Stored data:

———

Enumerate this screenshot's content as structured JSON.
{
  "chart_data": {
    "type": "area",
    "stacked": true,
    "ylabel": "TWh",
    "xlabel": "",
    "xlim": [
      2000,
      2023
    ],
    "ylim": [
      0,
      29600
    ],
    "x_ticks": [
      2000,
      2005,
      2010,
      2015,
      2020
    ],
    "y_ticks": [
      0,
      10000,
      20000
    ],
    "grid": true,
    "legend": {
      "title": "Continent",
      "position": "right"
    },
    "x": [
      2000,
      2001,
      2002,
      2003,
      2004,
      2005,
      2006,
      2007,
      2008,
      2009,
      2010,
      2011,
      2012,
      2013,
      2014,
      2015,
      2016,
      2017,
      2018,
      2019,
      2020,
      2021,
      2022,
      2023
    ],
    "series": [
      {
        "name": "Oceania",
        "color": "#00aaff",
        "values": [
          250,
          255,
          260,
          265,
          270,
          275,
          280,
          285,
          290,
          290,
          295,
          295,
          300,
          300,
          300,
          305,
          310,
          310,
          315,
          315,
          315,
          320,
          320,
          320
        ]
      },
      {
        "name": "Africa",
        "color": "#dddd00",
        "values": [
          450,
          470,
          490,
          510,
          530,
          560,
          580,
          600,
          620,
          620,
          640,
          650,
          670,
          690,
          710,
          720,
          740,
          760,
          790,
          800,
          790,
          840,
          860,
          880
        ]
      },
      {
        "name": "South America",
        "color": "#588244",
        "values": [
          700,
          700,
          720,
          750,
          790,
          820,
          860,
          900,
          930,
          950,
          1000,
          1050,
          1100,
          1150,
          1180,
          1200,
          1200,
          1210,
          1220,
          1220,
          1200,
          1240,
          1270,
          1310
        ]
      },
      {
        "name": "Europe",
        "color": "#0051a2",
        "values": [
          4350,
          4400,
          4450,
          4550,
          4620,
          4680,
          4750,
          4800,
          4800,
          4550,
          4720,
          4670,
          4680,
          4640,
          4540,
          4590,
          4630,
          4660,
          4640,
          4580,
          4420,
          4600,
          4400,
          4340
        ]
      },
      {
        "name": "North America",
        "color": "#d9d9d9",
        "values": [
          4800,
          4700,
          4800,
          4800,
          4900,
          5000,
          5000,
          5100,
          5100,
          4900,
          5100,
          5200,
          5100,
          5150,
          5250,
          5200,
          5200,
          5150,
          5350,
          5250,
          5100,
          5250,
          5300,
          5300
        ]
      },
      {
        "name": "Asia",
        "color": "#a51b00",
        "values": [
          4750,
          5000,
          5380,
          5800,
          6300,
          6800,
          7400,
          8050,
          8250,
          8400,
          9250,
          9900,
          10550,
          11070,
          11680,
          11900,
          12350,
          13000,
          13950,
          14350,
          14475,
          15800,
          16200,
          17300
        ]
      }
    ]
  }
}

———

__DIRECTION__:
Above are some records; extract every one of them exactly.

__ANSWER BELOW__:
Enumerate this screenshot's content as structured JSON.
{
  "chart_data": {
    "type": "area",
    "stacked": true,
    "ylabel": "TWh",
    "xlabel": "",
    "xlim": [
      2000,
      2023
    ],
    "ylim": [
      0,
      29600
    ],
    "x_ticks": [
      2000,
      2005,
      2010,
      2015,
      2020
    ],
    "y_ticks": [
      0,
      10000,
      20000
    ],
    "grid": true,
    "legend": {
      "title": "Continent",
      "position": "right"
    },
    "x": [
      2000,
      2001,
      2002,
      2003,
      2004,
      2005,
      2006,
      2007,
      2008,
      2009,
      2010,
      2011,
      2012,
      2013,
      2014,
      2015,
      2016,
      2017,
      2018,
      2019,
      2020,
      2021,
      2022,
      2023
    ],
    "series": [
      {
        "name": "Oceania",
        "color": "#00aaff",
        "values": [
          250,
          255,
          260,
          265,
          270,
          275,
          280,
          285,
          290,
          290,
          295,
          295,
          300,
          300,
          300,
          305,
          310,
          310,
          315,
          315,
          315,
          320,
          320,
          320
        ]
      },
      {
        "name": "Africa",
        "color": "#dddd00",
        "values": [
          450,
          470,
          490,
          510,
          530,
          560,
          580,
          600,
          620,
          620,
          640,
          650,
          670,
          690,
          710,
          720,
          740,
          760,
          790,
          800,
          790,
          840,
          860,
          880
        ]
      },
      {
        "name": "South America",
        "color": "#588244",
        "values": [
          700,
          700,
          720,
          750,
          790,
          820,
          860,
          900,
          930,
          950,
          1000,
          1050,
          1100,
          1150,
          1180,
          1200,
          1200,
          1210,
          1220,
          1220,
          1200,
          1240,
          1270,
          1310
        ]
      },
      {
        "name": "Europe",
        "color": "#0051a2",
        "values": [
          4350,
          4400,
          4450,
          4550,
          4620,
          4680,
          4750,
          4800,
          4800,
          4550,
          4720,
          4670,
          4680,
          4640,
          4540,
          4590,
          4630,
          4660,
          4640,
          4580,
          4420,
          4600,
          4400,
          4340
        ]
      },
      {
        "name": "North America",
        "color": "#d9d9d9",
        "values": [
          4800,
          4700,
          4800,
          4800,
          4900,
          5000,
          5000,
          5100,
          5100,
          4900,
          5100,
          5200,
          5100,
          5150,
          5250,
          5200,
          5200,
          5150,
          5350,
          5250,
          5100,
          5250,
          5300,
          5300
        ]
      },
      {
        "name": "Asia",
        "color": "#a51b00",
        "values": [
          4750,
          5000,
          5380,
          5800,
          6300,
          6800,
          7400,
          8050,
          8250,
          8400,
          9250,
          9900,
          10550,
          11070,
          11680,
          11900,
          12350,
          13000,
          13950,
          14350,
          14475,
          15800,
          16200,
          17300
        ]
      }
    ]
  }
}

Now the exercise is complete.